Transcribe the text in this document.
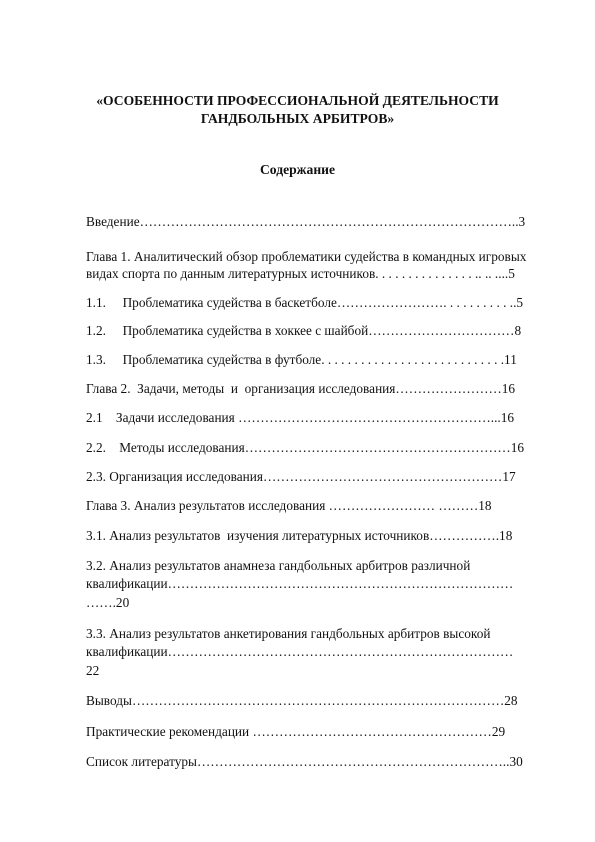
«ОСОБЕННОСТИ ПРОФЕССИОНАЛЬНОЙ ДЕЯТЕЛЬНОСТИ
ГАНДБОЛЬНЫХ АРБИТРОВ»
Содержание
Введение…………………………………………………………………………..3
Глава 1. Аналитический обзор проблематики судейства в командных игровых
видах спорта по данным литературных источников. . . . . . . . . . . . . . . .. .. ....5
1.1.     Проблематика судейства в баскетболе……………………. . . . . . . . . . ..5
1.2.     Проблематика судейства в хоккее с шайбой……………………………8
1.3.     Проблематика судейства в футболе. . . . . . . . . . . . . . . . . . . . . . . . . . . .11
Глава 2.  Задачи, методы  и  организация исследования……………………16
2.1    Задачи исследования …………………………………………………...16
2.2.    Методы исследования……………………………………………………16
2.3. Организация исследования………………………………………………17
Глава 3. Анализ результатов исследования …………………… ………18
3.1. Анализ результатов  изучения литературных источников…………….18
3.2. Анализ результатов анамнеза гандбольных арбитров различной
квалификации……………………………………………………………………
…….20
3.3. Анализ результатов анкетирования гандбольных арбитров высокой
квалификации……………………………………………………………………
22
Выводы…………………………………………………………………………28
Практические рекомендации ………………………………………………29
Список литературы……………………………………………………………..30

= = = = =

=== Exercise objective ===
Print the full listing exactly, dropping the pictures.

=== The solution ===
Transcribe the text in this document.
«ОСОБЕННОСТИ ПРОФЕССИОНАЛЬНОЙ ДЕЯТЕЛЬНОСТИ
ГАНДБОЛЬНЫХ АРБИТРОВ»
Содержание
Введение…………………………………………………………………………..3
Глава 1. Аналитический обзор проблематики судейства в командных игровых
видах спорта по данным литературных источников. . . . . . . . . . . . . . . .. .. ....5
1.1.     Проблематика судейства в баскетболе……………………. . . . . . . . . . ..5
1.2.     Проблематика судейства в хоккее с шайбой……………………………8
1.3.     Проблематика судейства в футболе. . . . . . . . . . . . . . . . . . . . . . . . . . . .11
Глава 2.  Задачи, методы  и  организация исследования……………………16
2.1    Задачи исследования …………………………………………………...16
2.2.    Методы исследования……………………………………………………16
2.3. Организация исследования………………………………………………17
Глава 3. Анализ результатов исследования …………………… ………18
3.1. Анализ результатов  изучения литературных источников…………….18
3.2. Анализ результатов анамнеза гандбольных арбитров различной
квалификации……………………………………………………………………
…….20
3.3. Анализ результатов анкетирования гандбольных арбитров высокой
квалификации……………………………………………………………………
22
Выводы…………………………………………………………………………28
Практические рекомендации ………………………………………………29
Список литературы……………………………………………………………..30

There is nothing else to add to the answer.